[Records about charts and figures]
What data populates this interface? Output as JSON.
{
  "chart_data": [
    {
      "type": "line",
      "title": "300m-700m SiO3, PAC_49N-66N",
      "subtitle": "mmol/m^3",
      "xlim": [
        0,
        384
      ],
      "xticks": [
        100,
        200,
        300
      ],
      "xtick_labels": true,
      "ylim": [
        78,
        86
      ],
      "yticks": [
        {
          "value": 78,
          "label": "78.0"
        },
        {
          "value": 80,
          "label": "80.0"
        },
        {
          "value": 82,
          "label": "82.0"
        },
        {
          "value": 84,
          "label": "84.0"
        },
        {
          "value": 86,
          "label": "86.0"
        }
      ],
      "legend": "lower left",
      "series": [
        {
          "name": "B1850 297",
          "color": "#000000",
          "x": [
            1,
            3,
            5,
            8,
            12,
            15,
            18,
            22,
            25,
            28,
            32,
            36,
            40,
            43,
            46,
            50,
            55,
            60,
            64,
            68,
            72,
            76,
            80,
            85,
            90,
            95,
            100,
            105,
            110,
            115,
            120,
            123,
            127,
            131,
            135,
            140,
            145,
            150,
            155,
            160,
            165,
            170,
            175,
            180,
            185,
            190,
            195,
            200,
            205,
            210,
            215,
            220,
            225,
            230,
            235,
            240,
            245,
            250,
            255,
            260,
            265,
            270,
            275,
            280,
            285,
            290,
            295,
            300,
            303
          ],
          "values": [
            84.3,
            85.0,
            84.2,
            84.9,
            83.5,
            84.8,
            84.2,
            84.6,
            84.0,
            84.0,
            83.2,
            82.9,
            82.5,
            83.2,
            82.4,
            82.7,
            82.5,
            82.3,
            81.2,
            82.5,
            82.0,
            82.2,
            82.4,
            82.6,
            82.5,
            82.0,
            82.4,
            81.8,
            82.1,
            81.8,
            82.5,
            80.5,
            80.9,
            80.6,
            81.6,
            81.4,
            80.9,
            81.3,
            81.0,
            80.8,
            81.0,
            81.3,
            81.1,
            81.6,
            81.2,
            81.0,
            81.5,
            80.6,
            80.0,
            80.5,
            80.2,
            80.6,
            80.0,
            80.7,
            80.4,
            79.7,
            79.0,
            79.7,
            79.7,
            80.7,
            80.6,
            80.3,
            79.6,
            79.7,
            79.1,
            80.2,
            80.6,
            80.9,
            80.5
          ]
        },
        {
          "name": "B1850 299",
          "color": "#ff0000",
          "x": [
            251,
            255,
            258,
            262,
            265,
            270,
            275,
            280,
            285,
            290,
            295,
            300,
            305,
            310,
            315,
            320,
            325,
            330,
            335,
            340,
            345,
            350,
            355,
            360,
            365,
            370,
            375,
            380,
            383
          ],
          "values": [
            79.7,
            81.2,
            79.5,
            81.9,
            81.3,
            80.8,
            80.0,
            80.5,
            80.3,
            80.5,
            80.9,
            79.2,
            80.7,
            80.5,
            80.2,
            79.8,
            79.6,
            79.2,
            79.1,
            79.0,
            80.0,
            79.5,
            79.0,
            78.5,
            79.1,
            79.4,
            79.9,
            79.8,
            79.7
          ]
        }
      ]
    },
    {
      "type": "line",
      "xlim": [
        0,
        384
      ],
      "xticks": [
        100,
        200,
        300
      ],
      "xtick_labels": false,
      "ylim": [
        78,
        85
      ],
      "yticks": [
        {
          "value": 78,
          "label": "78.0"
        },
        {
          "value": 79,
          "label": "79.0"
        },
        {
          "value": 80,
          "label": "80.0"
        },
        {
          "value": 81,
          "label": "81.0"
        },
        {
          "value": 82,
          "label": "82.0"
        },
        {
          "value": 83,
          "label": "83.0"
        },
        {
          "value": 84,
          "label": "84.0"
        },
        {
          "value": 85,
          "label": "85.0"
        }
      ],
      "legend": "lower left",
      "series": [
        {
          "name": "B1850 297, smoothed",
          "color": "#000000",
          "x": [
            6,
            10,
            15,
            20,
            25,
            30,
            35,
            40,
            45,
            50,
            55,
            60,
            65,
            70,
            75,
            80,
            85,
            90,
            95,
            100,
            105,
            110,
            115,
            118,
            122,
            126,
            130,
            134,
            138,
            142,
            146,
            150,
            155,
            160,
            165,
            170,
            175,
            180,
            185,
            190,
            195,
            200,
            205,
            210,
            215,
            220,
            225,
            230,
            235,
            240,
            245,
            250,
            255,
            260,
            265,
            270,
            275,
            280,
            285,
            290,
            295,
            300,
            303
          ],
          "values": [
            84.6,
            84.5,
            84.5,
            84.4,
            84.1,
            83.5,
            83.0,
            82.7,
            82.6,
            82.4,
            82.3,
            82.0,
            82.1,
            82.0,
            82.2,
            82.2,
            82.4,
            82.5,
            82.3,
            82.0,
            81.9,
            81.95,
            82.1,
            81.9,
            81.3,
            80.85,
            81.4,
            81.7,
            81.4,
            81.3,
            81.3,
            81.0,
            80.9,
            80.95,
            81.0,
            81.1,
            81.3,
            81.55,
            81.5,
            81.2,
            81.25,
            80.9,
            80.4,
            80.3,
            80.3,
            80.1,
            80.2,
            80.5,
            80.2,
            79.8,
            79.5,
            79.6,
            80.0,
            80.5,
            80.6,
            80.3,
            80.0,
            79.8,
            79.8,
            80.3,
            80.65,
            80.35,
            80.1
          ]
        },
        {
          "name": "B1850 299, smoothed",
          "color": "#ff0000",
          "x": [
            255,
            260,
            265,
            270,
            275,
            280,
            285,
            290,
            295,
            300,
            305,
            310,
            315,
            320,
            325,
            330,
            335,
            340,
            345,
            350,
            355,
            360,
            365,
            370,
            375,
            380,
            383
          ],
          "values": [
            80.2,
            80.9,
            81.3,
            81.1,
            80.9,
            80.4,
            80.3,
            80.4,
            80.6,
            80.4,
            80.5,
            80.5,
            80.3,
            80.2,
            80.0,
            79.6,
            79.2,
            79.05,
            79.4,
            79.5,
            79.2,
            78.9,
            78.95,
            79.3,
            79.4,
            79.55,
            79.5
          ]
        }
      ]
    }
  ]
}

---

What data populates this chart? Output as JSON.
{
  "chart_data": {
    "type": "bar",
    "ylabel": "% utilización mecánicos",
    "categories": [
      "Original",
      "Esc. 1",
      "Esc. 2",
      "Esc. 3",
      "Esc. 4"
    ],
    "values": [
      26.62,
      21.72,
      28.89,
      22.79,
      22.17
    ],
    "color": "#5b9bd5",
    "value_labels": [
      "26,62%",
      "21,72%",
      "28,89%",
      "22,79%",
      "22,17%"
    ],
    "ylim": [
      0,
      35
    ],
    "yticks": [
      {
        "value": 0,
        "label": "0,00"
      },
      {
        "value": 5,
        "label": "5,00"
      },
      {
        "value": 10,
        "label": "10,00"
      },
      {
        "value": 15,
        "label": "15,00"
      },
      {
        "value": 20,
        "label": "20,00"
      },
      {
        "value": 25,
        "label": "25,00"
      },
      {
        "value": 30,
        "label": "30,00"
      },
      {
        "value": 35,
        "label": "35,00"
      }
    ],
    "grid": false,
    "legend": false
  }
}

---

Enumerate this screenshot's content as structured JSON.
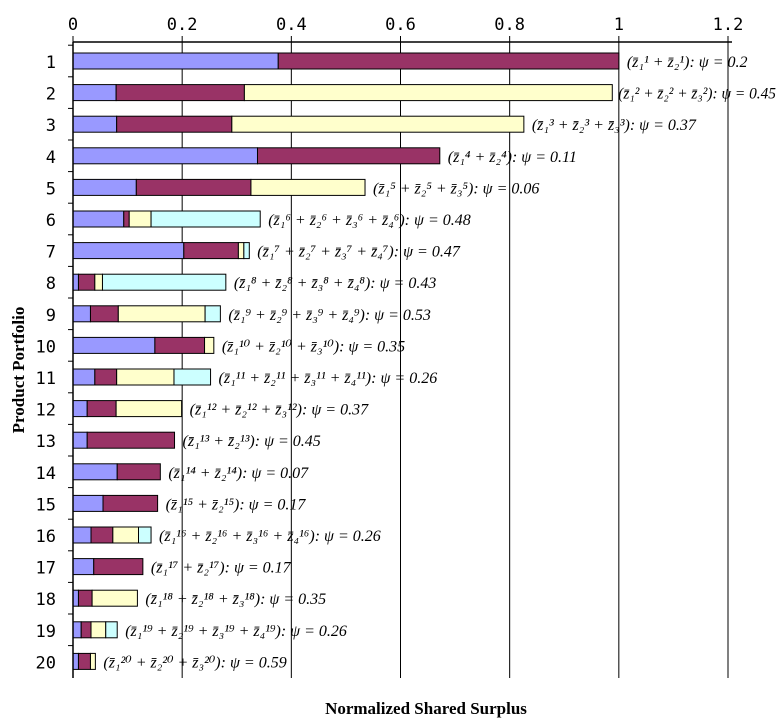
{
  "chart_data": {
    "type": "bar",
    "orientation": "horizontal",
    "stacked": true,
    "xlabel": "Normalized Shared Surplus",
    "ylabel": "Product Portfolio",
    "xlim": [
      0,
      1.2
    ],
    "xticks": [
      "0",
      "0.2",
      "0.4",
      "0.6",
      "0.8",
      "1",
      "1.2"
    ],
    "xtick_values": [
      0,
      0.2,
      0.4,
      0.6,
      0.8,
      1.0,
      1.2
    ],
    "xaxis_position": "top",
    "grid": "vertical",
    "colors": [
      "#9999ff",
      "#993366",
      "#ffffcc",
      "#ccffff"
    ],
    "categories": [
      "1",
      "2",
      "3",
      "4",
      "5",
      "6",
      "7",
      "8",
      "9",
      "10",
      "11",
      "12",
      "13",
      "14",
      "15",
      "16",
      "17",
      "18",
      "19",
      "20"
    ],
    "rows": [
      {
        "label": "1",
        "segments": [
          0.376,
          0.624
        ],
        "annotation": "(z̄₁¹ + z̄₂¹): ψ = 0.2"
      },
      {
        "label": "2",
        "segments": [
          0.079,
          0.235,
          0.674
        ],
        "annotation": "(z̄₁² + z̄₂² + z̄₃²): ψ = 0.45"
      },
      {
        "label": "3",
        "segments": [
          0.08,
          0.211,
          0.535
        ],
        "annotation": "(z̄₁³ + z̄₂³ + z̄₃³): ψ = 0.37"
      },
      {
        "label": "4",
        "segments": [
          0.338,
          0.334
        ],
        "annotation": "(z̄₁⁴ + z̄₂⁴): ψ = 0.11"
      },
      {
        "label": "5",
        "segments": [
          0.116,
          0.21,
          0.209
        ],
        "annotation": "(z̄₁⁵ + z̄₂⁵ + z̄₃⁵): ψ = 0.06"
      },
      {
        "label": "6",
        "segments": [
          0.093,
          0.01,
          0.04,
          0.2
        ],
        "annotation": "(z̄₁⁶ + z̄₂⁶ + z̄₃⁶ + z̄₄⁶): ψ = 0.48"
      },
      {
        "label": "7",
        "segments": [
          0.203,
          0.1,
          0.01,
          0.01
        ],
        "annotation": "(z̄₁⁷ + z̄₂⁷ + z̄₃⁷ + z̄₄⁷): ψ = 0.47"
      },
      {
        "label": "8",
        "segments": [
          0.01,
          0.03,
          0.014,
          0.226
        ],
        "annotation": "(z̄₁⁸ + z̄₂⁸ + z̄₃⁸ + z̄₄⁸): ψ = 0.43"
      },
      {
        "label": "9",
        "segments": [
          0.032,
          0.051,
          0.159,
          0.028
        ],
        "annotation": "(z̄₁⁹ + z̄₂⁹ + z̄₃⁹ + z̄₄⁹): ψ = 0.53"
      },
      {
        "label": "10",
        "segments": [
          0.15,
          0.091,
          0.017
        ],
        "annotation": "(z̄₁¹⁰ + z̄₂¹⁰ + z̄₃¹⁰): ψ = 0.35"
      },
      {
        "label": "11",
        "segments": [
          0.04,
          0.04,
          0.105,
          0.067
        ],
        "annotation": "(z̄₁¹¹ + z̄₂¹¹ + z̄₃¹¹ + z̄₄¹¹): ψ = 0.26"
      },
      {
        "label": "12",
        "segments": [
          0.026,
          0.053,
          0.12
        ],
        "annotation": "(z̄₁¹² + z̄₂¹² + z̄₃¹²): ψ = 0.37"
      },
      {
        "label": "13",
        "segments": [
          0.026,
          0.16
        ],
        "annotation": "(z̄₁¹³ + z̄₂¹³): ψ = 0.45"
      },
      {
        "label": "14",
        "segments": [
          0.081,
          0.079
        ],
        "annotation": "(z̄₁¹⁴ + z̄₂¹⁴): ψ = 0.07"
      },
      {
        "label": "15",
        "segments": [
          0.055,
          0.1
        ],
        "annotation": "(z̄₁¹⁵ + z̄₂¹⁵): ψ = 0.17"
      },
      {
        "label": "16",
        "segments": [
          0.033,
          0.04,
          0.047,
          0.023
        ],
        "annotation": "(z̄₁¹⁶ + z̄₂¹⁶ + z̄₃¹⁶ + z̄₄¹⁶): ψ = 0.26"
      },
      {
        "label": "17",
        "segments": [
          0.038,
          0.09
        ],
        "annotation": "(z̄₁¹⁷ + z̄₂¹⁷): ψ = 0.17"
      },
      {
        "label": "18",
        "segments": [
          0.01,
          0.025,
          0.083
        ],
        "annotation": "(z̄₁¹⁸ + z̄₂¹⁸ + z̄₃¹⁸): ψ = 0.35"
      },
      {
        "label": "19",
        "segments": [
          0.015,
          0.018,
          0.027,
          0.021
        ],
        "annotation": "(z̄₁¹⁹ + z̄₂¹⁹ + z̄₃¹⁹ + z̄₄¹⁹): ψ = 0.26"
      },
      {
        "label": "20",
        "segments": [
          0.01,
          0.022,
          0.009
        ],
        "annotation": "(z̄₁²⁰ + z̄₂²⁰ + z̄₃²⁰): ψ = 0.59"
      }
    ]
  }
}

Work instructions –
Search the material above for "Output". Pull out each line where it shows up.

Written solution –
What data populates this interface? Output as JSON.
What data populates this chart? Output as JSON.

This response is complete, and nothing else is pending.